The exercise: Set down all of the entries word for word, omitting the images they contain.

__________

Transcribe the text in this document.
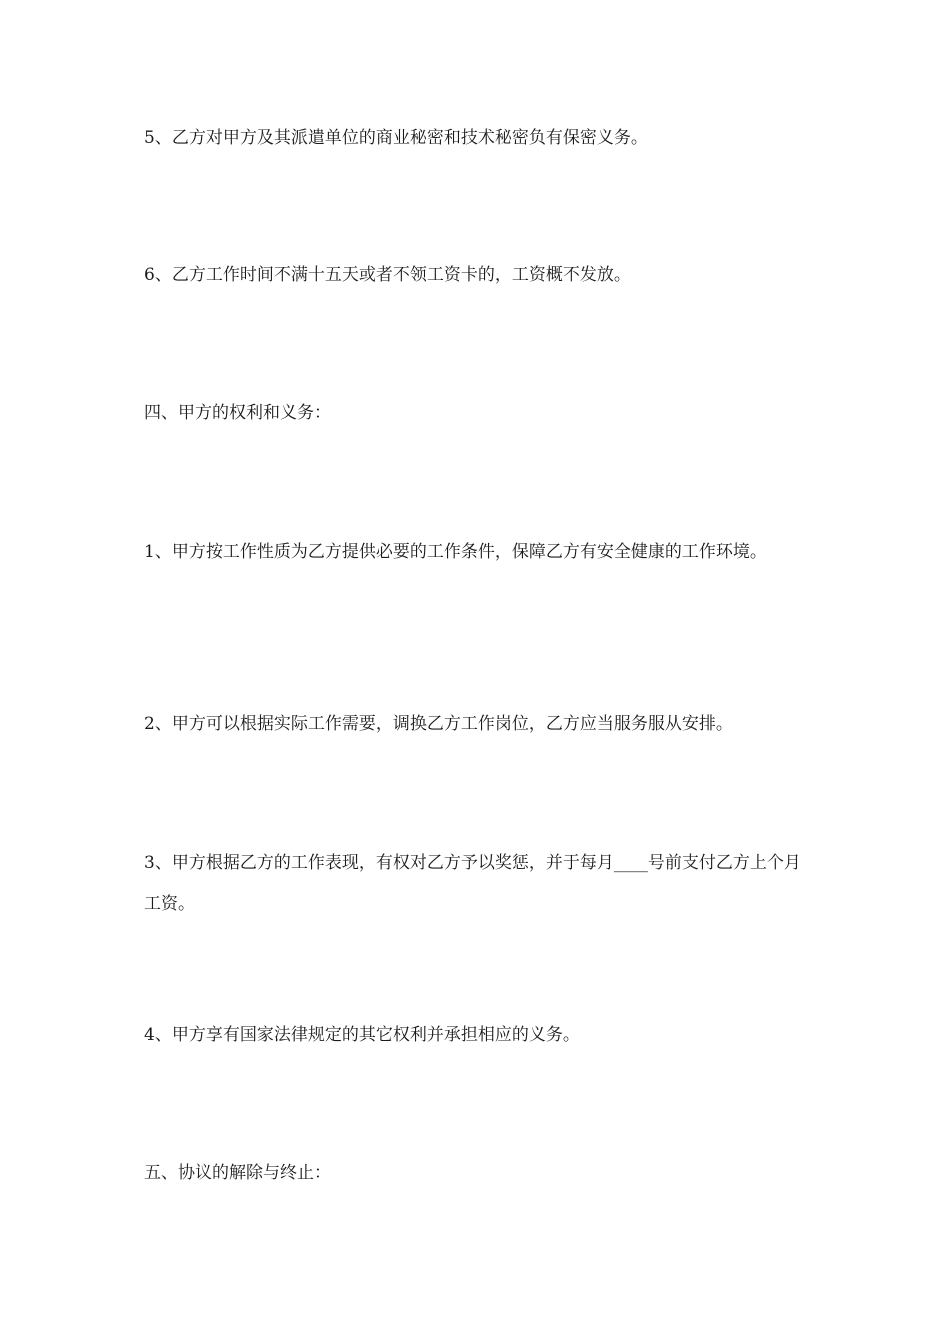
5、乙方对甲方及其派遣单位的商业秘密和技术秘密负有保密义务。

6、乙方工作时间不满十五天或者不领工资卡的，工资概不发放。

四、甲方的权利和义务：

1、甲方按工作性质为乙方提供必要的工作条件，保障乙方有安全健康的工作环境。

2、甲方可以根据实际工作需要，调换乙方工作岗位，乙方应当服务服从安排。

3、甲方根据乙方的工作表现，有权对乙方予以奖惩，并于每月____号前支付乙方上个月工资。

4、甲方享有国家法律规定的其它权利并承担相应的义务。

五、协议的解除与终止：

__________

The result:
Transcribe the text in this document.
5、乙方对甲方及其派遣单位的商业秘密和技术秘密负有保密义务。

6、乙方工作时间不满十五天或者不领工资卡的，工资概不发放。

四、甲方的权利和义务：

1、甲方按工作性质为乙方提供必要的工作条件，保障乙方有安全健康的工作环境。

2、甲方可以根据实际工作需要，调换乙方工作岗位，乙方应当服务服从安排。

3、甲方根据乙方的工作表现，有权对乙方予以奖惩，并于每月____号前支付乙方上个月工资。

4、甲方享有国家法律规定的其它权利并承担相应的义务。

五、协议的解除与终止：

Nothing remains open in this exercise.